■ TASK TO COMPLETE:
Identify every line in the records below that contains the word "data", and reproduce each one.
________________________
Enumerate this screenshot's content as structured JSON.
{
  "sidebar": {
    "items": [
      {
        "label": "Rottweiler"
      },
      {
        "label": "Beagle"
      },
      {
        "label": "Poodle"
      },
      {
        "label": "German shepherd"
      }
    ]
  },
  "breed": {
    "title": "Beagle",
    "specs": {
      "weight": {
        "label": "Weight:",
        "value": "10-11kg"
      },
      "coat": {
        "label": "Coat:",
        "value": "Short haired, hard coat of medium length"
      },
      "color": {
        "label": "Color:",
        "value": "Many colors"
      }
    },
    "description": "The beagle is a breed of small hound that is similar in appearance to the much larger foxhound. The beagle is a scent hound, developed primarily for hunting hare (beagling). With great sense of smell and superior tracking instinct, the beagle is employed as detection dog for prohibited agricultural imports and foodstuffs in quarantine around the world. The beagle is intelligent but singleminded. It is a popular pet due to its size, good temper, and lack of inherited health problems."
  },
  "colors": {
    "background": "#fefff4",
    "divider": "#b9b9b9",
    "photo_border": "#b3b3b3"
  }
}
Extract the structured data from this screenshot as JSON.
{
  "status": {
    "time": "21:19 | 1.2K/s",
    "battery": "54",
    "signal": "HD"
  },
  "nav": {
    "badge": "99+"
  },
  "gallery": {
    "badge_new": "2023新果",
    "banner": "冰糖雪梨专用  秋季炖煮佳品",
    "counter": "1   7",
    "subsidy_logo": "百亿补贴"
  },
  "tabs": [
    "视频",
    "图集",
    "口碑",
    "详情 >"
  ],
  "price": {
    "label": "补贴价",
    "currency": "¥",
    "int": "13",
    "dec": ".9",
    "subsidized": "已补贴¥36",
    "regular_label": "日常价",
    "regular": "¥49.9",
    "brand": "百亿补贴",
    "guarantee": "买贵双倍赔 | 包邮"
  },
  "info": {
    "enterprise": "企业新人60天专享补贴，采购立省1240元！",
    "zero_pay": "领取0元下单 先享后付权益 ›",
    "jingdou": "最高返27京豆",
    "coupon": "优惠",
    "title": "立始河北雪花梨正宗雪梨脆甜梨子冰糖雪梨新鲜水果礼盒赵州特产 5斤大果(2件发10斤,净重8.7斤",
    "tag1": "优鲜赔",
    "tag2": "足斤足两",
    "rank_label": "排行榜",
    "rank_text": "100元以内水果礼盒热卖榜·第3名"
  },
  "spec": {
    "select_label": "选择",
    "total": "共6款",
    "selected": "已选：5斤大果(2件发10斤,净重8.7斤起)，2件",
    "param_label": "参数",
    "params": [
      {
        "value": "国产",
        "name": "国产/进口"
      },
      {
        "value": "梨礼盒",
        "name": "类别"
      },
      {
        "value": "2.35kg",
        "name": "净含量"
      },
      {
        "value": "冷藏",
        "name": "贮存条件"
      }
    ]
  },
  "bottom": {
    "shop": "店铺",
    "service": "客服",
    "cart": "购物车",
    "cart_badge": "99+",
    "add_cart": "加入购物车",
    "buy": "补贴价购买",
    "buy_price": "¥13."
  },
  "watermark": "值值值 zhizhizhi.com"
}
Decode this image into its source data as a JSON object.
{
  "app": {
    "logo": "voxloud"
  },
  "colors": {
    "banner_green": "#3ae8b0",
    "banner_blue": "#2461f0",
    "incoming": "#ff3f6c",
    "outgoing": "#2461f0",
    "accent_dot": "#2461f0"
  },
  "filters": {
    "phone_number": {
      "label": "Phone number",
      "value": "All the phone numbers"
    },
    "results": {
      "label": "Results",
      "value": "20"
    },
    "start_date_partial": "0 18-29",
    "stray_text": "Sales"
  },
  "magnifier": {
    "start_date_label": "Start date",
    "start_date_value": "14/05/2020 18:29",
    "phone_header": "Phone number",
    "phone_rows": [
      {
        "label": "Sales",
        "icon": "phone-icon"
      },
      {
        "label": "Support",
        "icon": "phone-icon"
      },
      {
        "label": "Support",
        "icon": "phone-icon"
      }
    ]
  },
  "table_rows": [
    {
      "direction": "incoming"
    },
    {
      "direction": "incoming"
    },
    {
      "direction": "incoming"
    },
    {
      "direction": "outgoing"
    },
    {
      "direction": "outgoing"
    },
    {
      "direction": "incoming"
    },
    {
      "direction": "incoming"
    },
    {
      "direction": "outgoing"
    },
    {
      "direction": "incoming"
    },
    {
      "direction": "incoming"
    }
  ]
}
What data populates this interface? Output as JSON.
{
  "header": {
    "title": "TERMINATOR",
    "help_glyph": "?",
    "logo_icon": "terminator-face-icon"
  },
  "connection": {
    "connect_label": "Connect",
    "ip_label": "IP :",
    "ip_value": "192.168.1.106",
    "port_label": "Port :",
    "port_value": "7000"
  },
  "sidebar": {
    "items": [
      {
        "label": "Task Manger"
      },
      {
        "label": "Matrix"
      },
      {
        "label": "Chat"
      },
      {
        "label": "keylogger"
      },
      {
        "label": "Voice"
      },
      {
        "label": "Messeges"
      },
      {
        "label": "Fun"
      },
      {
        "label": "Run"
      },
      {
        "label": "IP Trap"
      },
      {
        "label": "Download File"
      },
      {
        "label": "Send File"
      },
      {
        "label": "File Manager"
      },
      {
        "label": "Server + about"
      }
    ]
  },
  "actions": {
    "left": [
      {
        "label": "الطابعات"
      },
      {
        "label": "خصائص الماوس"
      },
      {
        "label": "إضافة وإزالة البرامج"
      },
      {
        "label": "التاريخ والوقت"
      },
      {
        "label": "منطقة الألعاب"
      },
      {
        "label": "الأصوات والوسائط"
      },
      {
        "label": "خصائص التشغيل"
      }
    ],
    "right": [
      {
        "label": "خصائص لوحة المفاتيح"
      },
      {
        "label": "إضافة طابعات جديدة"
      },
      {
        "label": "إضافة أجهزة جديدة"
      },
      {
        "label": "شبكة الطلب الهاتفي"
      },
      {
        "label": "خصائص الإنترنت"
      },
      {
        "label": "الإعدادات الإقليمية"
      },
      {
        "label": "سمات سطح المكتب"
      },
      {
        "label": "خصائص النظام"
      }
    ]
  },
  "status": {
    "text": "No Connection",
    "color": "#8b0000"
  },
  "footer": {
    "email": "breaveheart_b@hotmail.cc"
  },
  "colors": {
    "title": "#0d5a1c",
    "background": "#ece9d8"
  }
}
________________________
■ FULL SOLUTION:
Extract the structured data from this screenshot as JSON.
Decode this image into its source data as a JSON object.
What data populates this interface? Output as JSON.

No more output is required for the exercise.